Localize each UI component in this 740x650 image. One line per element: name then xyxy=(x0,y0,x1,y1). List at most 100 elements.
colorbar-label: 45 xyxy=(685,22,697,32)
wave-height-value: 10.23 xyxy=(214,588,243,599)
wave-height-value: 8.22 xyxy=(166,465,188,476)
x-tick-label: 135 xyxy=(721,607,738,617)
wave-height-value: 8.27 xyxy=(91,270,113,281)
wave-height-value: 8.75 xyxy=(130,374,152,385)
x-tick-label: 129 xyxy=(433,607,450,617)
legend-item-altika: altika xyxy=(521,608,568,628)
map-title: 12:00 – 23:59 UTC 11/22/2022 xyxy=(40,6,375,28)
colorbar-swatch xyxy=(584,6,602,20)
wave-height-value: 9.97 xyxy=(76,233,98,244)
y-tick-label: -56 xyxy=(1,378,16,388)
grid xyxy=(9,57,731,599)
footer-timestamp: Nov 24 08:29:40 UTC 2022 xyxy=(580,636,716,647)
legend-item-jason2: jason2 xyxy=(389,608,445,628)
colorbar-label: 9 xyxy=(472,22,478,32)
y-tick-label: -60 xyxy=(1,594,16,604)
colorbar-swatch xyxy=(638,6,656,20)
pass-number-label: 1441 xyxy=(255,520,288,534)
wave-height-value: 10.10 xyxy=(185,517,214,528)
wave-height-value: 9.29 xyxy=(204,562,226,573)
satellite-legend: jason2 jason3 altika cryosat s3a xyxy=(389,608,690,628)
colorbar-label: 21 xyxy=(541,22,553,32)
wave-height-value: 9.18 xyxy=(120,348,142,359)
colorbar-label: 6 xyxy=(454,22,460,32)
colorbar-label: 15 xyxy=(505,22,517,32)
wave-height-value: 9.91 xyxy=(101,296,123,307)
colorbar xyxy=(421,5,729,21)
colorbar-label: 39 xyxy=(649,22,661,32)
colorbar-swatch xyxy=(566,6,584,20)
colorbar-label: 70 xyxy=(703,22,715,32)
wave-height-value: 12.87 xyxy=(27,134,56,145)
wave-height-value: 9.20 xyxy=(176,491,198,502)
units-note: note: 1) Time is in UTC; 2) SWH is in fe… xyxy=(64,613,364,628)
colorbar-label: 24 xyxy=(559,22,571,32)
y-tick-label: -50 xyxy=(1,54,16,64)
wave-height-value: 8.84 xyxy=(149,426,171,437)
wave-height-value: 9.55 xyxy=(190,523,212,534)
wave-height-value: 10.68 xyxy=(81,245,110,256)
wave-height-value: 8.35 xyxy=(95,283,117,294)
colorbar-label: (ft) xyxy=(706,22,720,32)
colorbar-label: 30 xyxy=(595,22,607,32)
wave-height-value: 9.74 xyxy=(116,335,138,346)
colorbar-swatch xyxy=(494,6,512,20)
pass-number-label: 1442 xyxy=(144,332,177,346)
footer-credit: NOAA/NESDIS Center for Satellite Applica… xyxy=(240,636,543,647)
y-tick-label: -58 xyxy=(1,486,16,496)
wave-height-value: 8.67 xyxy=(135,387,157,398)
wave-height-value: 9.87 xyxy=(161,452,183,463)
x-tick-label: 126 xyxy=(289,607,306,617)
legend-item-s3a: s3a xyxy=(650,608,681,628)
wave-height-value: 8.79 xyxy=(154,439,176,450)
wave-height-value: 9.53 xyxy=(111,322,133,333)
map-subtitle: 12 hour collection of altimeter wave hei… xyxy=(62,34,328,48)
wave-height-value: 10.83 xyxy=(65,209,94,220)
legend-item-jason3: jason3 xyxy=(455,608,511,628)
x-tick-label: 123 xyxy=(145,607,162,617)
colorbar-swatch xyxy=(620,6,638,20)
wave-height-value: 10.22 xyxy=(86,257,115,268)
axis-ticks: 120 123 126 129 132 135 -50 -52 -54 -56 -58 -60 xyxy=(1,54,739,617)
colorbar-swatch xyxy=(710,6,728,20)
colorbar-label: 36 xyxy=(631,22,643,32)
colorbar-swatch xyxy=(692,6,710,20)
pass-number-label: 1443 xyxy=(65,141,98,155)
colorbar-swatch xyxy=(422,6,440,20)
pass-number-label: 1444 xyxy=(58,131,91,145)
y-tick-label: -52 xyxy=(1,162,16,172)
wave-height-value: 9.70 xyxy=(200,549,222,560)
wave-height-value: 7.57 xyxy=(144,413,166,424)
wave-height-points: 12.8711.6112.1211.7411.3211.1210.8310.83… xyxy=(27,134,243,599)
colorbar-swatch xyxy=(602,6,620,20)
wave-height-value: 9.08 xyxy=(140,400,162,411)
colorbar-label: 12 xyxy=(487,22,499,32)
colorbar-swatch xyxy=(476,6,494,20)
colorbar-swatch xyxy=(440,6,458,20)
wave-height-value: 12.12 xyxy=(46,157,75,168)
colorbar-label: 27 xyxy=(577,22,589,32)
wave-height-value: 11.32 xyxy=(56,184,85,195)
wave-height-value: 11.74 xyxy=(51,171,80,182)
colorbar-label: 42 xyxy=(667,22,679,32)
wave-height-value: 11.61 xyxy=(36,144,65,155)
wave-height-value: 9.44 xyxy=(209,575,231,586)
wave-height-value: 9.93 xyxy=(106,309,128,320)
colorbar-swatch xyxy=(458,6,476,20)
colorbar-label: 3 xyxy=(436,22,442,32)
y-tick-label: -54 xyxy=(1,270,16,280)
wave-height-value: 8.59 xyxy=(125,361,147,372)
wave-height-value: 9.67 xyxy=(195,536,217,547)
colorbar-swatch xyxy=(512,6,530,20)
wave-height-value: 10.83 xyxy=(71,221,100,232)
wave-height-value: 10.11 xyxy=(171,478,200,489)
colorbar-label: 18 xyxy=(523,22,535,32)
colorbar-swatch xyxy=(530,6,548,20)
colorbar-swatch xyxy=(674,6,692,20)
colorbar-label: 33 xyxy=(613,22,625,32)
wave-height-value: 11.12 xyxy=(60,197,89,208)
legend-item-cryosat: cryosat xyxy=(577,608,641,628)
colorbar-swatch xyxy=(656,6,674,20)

————

*Work required*.
Extract the material verbatim from its first line through the line containing "colorbar xyxy=(421,5,729,21)", with both of those lines included.

*Result of the exercise*.
Localize each UI component in this 740x650 image. One line per element: name then xyxy=(x0,y0,x1,y1). List at most 100 elements.
colorbar-label: 45 xyxy=(685,22,697,32)
wave-height-value: 10.23 xyxy=(214,588,243,599)
wave-height-value: 8.22 xyxy=(166,465,188,476)
x-tick-label: 135 xyxy=(721,607,738,617)
wave-height-value: 8.27 xyxy=(91,270,113,281)
wave-height-value: 8.75 xyxy=(130,374,152,385)
x-tick-label: 129 xyxy=(433,607,450,617)
legend-item-altika: altika xyxy=(521,608,568,628)
map-title: 12:00 – 23:59 UTC 11/22/2022 xyxy=(40,6,375,28)
colorbar-swatch xyxy=(584,6,602,20)
wave-height-value: 9.97 xyxy=(76,233,98,244)
y-tick-label: -56 xyxy=(1,378,16,388)
grid xyxy=(9,57,731,599)
footer-timestamp: Nov 24 08:29:40 UTC 2022 xyxy=(580,636,716,647)
legend-item-jason2: jason2 xyxy=(389,608,445,628)
colorbar-label: 9 xyxy=(472,22,478,32)
y-tick-label: -60 xyxy=(1,594,16,604)
colorbar-swatch xyxy=(638,6,656,20)
pass-number-label: 1441 xyxy=(255,520,288,534)
wave-height-value: 10.10 xyxy=(185,517,214,528)
wave-height-value: 9.29 xyxy=(204,562,226,573)
satellite-legend: jason2 jason3 altika cryosat s3a xyxy=(389,608,690,628)
colorbar-label: 21 xyxy=(541,22,553,32)
wave-height-value: 9.18 xyxy=(120,348,142,359)
colorbar-label: 6 xyxy=(454,22,460,32)
colorbar-label: 15 xyxy=(505,22,517,32)
wave-height-value: 9.91 xyxy=(101,296,123,307)
colorbar xyxy=(421,5,729,21)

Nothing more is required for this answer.